- [PASSAGE FOR REVIEW]:
——————————
RBG not told how long leak lasted
Chedoke Creek flows into Cootes Paradise, a marsh the Royal Botanical Gardens (RBG) and other agencies have spent years and millions of dollars trying to restore and clean up.
Despite the fact the RBG acts as steward for the sensitive wetland, Tys Theijsmeijer, head of natural areas, said the city had not told the organization how much sewage the marsh had soaked up or how long the leak had lasted.
"We were kind of a little surprised since we're, in theory, all working together to solve the same problems."
He added that 2018, the year when the sewage swamped the creek and the leak was first discovered, was a frustrating one for the RBG because that waste allowed an algae bloom to take over the waterway, smothering everything else that was trying to grow.
"It set us back a lot of years and to know that we've been struggling with this issue for a couple years previous, one we though we had solved, it wears you down," said Theijsmeijer.
At the same time, it gave the gardens an explanation for test results that were confusing researchers.
"[It provided] a bit of relief to know that many of the problems we had been experiencing in the environmental restoration process could easily now be tracked back to that particular issue that was finally solved."
City doesn't know why gate stayed open
McKinnon, who heads up the public works department, described what led up to the leak as a "perfect storm" involving one gate that was left about five per cent open for multiple years, while another upstream was also ajar and "likely amplified the spill in that last six month period" before they were discovered.
——————————
- [DATA FOR ANALYSIS]:
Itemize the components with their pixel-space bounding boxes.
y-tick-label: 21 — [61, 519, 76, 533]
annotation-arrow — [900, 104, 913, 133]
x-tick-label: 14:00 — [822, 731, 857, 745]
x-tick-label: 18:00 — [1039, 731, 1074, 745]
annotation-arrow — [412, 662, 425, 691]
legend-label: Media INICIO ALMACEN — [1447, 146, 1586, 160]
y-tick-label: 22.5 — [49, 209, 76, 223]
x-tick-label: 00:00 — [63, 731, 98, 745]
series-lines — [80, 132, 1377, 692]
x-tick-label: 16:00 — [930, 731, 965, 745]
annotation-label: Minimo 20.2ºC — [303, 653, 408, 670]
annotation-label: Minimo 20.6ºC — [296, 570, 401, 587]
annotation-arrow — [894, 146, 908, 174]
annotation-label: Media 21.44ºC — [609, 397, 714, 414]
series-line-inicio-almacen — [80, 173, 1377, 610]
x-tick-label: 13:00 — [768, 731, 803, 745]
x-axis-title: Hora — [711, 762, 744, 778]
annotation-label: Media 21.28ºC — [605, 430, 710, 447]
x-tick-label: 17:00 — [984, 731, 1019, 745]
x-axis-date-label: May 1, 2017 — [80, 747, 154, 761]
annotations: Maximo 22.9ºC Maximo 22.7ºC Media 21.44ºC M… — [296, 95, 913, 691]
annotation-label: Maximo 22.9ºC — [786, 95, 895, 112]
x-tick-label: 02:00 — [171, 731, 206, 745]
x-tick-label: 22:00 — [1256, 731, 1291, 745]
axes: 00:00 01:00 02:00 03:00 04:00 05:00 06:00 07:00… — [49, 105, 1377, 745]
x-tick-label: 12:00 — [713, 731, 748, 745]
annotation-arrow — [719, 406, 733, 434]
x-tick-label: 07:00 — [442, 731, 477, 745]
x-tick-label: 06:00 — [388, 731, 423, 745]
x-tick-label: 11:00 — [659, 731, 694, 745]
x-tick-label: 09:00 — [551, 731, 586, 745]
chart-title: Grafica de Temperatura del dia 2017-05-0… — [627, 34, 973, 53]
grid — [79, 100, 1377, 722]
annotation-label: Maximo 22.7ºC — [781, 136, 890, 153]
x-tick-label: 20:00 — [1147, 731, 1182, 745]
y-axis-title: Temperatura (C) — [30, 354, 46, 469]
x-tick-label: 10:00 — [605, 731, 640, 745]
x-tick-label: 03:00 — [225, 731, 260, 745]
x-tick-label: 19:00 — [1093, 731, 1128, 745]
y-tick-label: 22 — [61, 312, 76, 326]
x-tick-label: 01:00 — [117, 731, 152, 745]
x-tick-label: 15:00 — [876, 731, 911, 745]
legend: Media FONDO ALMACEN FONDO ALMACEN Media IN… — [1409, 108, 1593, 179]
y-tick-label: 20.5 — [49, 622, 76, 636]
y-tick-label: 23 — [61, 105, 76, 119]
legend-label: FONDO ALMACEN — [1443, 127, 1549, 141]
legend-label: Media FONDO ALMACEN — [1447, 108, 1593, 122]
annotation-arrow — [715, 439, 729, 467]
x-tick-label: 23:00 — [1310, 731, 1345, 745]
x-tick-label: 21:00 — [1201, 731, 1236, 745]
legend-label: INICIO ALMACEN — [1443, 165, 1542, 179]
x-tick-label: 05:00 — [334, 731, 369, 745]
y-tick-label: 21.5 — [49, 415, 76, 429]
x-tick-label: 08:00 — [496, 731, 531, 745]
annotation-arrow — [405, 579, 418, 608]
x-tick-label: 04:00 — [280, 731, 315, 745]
——————————
- [WHAT YOU NEED TO DO]:
(a) In the passage on the Chedoke Creek sewage leak, what had the city not told the RBG?
(b) Translate this sentence from the passage on the Chedoke Creek sewage leak into Spanish: "Chedoke Creek flows into Cootes Paradise, a marsh the Royal Botanical Gardens (RBG) and other agencies have spent years and millions of dollars trying to restore and clean up."

- [ANSWERS IN ORDER]:
(a) The city had not told the RBG how much sewage the marsh had soaked up or how long the leak had lasted.

(b) Chedoke Creek desemboca en Cootes Paradise, una marisma que los Royal Botanical Gardens (RBG) y otras agencias han pasado años y gastado millones de dólares intentando restaurar y limpiar.